Pistacjowy Zakątek III/51
Witam serdecznie, tak jak obiecałam, podzielę się z Wami reakcją na otrzymany kalendarz. Mimo że, upłynęło trochę czasu to dokładnie wiem co wtedy czułam, a to za sprawą wierszyka który napisałam wieczorem po powrocie z Zakątka. Wiersza który przesłałam w podzięce za przemiły prezent. Myślę że i Wy po przeczytaniu poprzedniego wpisu, zadaliście sobie sprawę ile pracy i uczucia trzeba włożyć w to, by mogło tu być jak w bajce. Do wpisu dołączę fotki, jak to wygląda teraz ,tak dla porównania ile wszystko urosło.

──────────

> **ZADANIA DO ĆWICZENIA**:
A. Odpowiedz krótko na pytania dotyczące wpisu o Pistacjowym Zakątku.
(i) Na co autorka obiecała pokazać swoją reakcję?
(ii) Kiedy autorka napisała wierszyk?
(iii) Co autorka dołączy do wpisu?
B. Przepisz bez zmian fragment wpisu o Pistacjowym Zakątku, zaczynając od słów „Pistacjowy Zakątek III/51”, a kończąc na słowach „ile wszystko urosło.”.
Linie zamieszczone dalej nie są potrzebne do wykonania zadań.

Dane elementów i obszarów:
──────────

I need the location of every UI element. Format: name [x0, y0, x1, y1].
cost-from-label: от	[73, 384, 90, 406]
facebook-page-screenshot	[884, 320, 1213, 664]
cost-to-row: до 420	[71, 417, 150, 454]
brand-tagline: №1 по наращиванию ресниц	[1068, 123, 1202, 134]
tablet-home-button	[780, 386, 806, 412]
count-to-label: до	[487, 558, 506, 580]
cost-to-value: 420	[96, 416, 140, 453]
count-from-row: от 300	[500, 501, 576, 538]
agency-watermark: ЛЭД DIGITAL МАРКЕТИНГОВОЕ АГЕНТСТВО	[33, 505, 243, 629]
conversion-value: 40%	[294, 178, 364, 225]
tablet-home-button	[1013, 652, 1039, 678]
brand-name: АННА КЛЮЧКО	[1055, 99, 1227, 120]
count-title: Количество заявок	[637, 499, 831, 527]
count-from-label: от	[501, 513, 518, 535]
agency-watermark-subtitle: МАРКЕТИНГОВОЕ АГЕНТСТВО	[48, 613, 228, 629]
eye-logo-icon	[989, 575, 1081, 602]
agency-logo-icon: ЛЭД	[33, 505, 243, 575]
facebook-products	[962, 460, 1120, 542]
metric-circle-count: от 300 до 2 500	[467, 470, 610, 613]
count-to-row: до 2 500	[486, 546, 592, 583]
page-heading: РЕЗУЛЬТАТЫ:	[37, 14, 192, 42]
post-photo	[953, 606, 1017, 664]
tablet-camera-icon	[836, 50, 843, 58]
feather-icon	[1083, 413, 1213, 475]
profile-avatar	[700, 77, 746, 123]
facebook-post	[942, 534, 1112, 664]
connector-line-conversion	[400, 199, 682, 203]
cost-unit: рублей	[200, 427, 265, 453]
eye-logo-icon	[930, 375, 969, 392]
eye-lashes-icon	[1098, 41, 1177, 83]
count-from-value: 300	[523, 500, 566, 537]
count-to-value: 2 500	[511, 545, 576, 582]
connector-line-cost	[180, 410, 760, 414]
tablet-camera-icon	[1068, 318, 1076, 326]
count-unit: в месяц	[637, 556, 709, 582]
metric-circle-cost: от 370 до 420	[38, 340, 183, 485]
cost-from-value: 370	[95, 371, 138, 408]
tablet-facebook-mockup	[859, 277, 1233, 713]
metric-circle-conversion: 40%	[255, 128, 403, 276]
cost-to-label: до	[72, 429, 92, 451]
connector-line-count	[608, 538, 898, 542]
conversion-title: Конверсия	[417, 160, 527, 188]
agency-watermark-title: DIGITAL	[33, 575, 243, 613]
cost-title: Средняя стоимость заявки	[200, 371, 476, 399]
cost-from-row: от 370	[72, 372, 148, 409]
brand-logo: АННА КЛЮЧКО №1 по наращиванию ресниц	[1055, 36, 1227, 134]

──────────

> **ODPOWIEDZI DO ZADAŃ**:
A.
(i) Na otrzymany kalendarz.
(ii) Wieczorem po powrocie z Zakątka.
(iii) Fotki pokazujące, jak to wygląda teraz.

B.
Pistacjowy Zakątek III/51
Witam serdecznie, tak jak obiecałam, podzielę się z Wami reakcją na otrzymany kalendarz. Mimo że, upłynęło trochę czasu to dokładnie wiem co wtedy czułam, a to za sprawą wierszyka który napisałam wieczorem po powrocie z Zakątka. Wiersza który przesłałam w podzięce za przemiły prezent. Myślę że i Wy po przeczytaniu poprzedniego wpisu, zadaliście sobie sprawę ile pracy i uczucia trzeba włożyć w to, by mogło tu być jak w bajce. Do wpisu dołączę fotki, jak to wygląda teraz ,tak dla porównania ile wszystko urosło.